------ Dataset extract
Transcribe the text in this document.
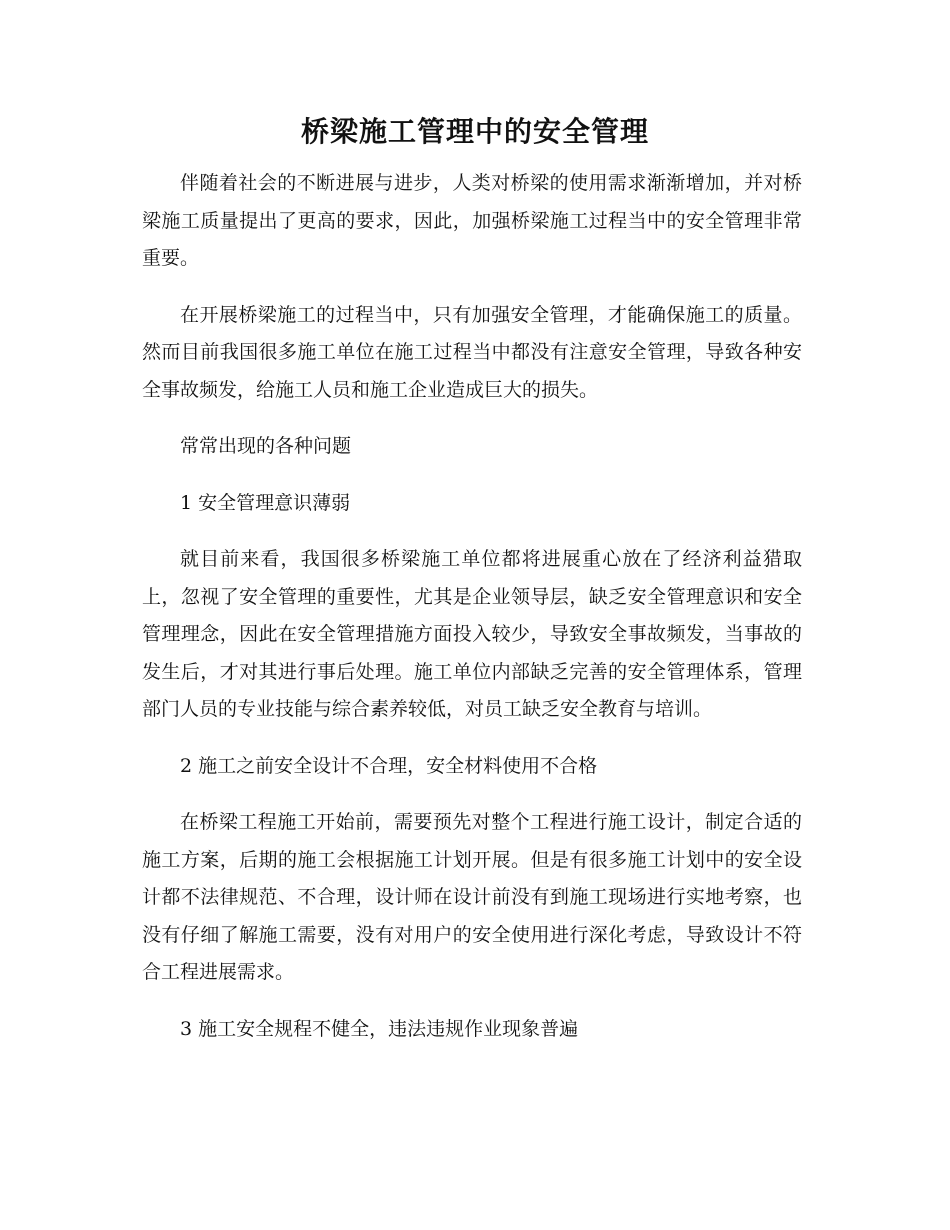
桥梁施工管理中的安全管理

伴随着社会的不断进展与进步，人类对桥梁的使用需求渐渐增加，并对桥梁施工质量提出了更高的要求，因此，加强桥梁施工过程当中的安全管理非常重要。

在开展桥梁施工的过程当中，只有加强安全管理，才能确保施工的质量。然而目前我国很多施工单位在施工过程当中都没有注意安全管理，导致各种安全事故频发，给施工人员和施工企业造成巨大的损失。

常常出现的各种问题

1 安全管理意识薄弱

就目前来看，我国很多桥梁施工单位都将进展重心放在了经济利益猎取上，忽视了安全管理的重要性，尤其是企业领导层，缺乏安全管理意识和安全管理理念，因此在安全管理措施方面投入较少，导致安全事故频发，当事故的发生后，才对其进行事后处理。施工单位内部缺乏完善的安全管理体系，管理部门人员的专业技能与综合素养较低，对员工缺乏安全教育与培训。

2 施工之前安全设计不合理，安全材料使用不合格

在桥梁工程施工开始前，需要预先对整个工程进行施工设计，制定合适的施工方案，后期的施工会根据施工计划开展。但是有很多施工计划中的安全设计都不法律规范、不合理，设计师在设计前没有到施工现场进行实地考察，也没有仔细了解施工需要，没有对用户的安全使用进行深化考虑，导致设计不符合工程进展需求。

3 施工安全规程不健全，违法违规作业现象普遍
------------
> Work to do: Excluding the pictures, restate the records above word for word.

> Complete answer:
Transcribe the text in this document.
桥梁施工管理中的安全管理

伴随着社会的不断进展与进步，人类对桥梁的使用需求渐渐增加，并对桥梁施工质量提出了更高的要求，因此，加强桥梁施工过程当中的安全管理非常重要。

在开展桥梁施工的过程当中，只有加强安全管理，才能确保施工的质量。然而目前我国很多施工单位在施工过程当中都没有注意安全管理，导致各种安全事故频发，给施工人员和施工企业造成巨大的损失。

常常出现的各种问题

1 安全管理意识薄弱

就目前来看，我国很多桥梁施工单位都将进展重心放在了经济利益猎取上，忽视了安全管理的重要性，尤其是企业领导层，缺乏安全管理意识和安全管理理念，因此在安全管理措施方面投入较少，导致安全事故频发，当事故的发生后，才对其进行事后处理。施工单位内部缺乏完善的安全管理体系，管理部门人员的专业技能与综合素养较低，对员工缺乏安全教育与培训。

2 施工之前安全设计不合理，安全材料使用不合格

在桥梁工程施工开始前，需要预先对整个工程进行施工设计，制定合适的施工方案，后期的施工会根据施工计划开展。但是有很多施工计划中的安全设计都不法律规范、不合理，设计师在设计前没有到施工现场进行实地考察，也没有仔细了解施工需要，没有对用户的安全使用进行深化考虑，导致设计不符合工程进展需求。

3 施工安全规程不健全，违法违规作业现象普遍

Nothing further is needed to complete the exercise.